TASK INSTRUCTIONS - State how many lines in the records hold the word "Market", giving the number and no other text.

[Data entries]
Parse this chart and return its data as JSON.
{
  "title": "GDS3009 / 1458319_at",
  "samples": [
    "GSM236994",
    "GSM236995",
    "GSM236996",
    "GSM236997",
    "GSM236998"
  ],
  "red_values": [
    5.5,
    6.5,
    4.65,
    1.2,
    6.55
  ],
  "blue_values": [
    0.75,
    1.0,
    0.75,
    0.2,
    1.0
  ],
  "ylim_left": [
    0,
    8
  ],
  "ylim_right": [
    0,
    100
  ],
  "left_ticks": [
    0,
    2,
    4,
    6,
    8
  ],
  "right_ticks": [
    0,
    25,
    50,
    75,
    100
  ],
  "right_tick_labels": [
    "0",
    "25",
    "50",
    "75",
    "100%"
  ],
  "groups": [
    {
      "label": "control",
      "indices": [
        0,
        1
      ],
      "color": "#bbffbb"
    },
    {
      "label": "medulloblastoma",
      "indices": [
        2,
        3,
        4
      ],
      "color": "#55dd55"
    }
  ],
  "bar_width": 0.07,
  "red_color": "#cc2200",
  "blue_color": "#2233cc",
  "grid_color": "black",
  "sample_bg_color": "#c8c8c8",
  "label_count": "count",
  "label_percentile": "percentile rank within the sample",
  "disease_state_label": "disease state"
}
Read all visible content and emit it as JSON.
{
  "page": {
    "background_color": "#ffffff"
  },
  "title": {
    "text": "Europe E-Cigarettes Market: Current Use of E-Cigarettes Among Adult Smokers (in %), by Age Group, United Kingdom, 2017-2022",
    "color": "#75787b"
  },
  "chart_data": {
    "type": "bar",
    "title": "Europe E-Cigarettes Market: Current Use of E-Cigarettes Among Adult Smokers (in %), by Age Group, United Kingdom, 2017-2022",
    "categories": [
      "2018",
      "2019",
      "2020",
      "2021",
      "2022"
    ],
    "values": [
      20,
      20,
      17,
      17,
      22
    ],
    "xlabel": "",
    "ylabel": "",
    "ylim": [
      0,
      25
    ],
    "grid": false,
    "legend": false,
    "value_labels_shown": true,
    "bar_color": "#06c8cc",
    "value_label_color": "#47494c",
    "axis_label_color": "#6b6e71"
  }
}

CORRECT OUTPUT - 2